(Saved entries)
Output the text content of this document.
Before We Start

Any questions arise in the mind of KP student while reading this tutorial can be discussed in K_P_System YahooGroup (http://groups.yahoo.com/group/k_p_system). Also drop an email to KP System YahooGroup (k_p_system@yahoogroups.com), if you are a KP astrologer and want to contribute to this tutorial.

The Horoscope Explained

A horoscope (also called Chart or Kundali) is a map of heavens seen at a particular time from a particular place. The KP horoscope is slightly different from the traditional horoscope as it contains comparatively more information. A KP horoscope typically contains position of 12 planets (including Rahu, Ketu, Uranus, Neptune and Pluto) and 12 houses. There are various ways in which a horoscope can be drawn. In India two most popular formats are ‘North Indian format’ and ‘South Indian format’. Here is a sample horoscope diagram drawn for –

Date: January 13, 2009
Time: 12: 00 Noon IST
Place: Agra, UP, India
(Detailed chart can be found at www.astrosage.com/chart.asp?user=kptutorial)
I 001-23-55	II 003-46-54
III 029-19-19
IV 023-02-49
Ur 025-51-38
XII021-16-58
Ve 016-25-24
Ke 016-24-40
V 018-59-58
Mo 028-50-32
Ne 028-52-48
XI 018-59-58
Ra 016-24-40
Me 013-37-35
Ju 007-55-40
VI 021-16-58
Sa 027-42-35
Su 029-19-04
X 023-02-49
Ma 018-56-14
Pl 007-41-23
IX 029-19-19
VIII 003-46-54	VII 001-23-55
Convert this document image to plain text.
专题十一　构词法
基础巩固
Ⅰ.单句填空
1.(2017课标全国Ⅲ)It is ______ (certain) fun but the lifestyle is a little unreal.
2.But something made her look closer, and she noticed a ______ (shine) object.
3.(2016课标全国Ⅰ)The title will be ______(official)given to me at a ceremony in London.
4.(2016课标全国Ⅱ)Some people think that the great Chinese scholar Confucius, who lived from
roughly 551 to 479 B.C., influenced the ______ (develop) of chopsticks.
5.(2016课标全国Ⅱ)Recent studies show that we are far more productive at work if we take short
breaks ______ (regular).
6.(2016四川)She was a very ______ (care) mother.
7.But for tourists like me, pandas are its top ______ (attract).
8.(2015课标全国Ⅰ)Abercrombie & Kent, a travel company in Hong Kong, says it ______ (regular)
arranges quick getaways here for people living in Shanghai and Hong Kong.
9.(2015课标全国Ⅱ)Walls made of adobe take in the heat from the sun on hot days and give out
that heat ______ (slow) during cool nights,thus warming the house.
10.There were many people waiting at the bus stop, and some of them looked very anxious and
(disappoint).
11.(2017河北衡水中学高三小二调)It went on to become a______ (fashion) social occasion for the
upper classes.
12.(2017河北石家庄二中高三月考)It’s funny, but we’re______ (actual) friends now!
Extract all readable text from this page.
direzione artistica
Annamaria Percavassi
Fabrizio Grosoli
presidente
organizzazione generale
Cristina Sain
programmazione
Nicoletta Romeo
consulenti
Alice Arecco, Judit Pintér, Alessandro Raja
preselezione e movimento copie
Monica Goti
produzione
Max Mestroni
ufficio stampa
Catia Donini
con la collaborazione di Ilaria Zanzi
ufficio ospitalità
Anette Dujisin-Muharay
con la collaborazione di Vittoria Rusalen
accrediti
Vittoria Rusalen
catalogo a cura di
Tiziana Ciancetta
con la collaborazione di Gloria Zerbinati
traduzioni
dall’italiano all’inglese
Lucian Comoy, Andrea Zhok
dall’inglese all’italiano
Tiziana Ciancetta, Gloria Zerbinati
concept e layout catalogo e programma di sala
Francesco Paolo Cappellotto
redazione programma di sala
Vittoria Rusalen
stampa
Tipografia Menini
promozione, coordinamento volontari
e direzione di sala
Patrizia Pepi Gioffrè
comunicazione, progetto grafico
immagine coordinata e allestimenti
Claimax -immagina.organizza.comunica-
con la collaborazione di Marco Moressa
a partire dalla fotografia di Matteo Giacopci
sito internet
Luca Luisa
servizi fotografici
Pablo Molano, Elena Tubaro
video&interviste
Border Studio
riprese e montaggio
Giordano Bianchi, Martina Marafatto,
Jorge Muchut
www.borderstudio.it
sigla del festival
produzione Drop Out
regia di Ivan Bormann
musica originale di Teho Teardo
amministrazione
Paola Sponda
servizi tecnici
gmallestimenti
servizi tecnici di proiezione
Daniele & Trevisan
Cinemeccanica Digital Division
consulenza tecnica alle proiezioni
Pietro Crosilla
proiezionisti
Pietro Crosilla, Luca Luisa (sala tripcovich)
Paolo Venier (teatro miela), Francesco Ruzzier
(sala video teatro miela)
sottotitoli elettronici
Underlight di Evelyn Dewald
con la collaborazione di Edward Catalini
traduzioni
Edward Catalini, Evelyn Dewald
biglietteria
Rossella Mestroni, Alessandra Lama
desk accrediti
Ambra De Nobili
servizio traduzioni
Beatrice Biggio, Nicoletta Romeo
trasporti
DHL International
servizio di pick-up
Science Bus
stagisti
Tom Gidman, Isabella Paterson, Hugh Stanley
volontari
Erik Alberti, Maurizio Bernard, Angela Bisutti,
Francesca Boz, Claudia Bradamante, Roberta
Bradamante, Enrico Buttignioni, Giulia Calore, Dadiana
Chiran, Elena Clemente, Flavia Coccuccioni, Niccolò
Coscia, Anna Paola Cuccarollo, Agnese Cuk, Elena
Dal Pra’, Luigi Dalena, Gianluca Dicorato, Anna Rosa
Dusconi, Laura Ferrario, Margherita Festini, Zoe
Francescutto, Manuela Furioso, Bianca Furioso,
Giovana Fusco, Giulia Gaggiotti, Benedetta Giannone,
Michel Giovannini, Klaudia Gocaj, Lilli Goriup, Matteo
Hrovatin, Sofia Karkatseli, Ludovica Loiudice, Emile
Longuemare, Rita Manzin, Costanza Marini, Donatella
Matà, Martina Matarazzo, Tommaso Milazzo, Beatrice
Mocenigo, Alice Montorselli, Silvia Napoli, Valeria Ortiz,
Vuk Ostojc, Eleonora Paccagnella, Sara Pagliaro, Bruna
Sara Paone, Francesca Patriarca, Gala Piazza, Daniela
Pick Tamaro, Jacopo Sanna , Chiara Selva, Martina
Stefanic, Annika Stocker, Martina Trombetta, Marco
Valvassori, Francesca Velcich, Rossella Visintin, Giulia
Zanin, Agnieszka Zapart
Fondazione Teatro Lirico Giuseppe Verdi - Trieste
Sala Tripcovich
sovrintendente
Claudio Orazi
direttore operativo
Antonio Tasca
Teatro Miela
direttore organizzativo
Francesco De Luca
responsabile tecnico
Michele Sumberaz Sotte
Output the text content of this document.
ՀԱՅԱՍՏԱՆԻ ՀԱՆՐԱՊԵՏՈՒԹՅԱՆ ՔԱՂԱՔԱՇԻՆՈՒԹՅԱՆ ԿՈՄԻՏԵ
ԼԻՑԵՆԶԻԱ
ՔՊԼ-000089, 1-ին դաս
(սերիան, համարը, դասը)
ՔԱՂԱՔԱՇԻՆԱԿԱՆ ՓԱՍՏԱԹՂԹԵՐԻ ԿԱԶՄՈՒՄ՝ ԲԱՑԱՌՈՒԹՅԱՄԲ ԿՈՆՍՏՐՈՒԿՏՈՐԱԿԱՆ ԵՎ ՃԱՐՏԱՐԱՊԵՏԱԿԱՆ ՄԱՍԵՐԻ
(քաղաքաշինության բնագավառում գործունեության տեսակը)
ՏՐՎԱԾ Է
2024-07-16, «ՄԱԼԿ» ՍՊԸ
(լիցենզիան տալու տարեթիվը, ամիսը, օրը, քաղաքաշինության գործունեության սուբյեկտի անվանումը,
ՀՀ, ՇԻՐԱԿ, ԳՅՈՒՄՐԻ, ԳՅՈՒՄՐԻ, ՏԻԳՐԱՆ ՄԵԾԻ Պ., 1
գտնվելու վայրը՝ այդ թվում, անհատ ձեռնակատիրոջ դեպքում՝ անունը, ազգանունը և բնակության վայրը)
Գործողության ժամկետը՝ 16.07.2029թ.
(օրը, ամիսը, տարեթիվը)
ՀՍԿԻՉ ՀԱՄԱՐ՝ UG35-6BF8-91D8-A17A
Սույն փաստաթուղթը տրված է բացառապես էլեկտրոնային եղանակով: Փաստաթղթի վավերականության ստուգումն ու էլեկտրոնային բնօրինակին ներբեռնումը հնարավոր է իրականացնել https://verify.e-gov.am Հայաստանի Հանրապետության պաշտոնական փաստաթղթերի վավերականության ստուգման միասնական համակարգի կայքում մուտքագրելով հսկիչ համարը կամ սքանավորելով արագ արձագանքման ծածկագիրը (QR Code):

◆ What is needed: Pull every line containing "Gloria" from the data.

◆ Exercise result:
con la collaborazione di Gloria Zerbinati
Tiziana Ciancetta, Gloria Zerbinati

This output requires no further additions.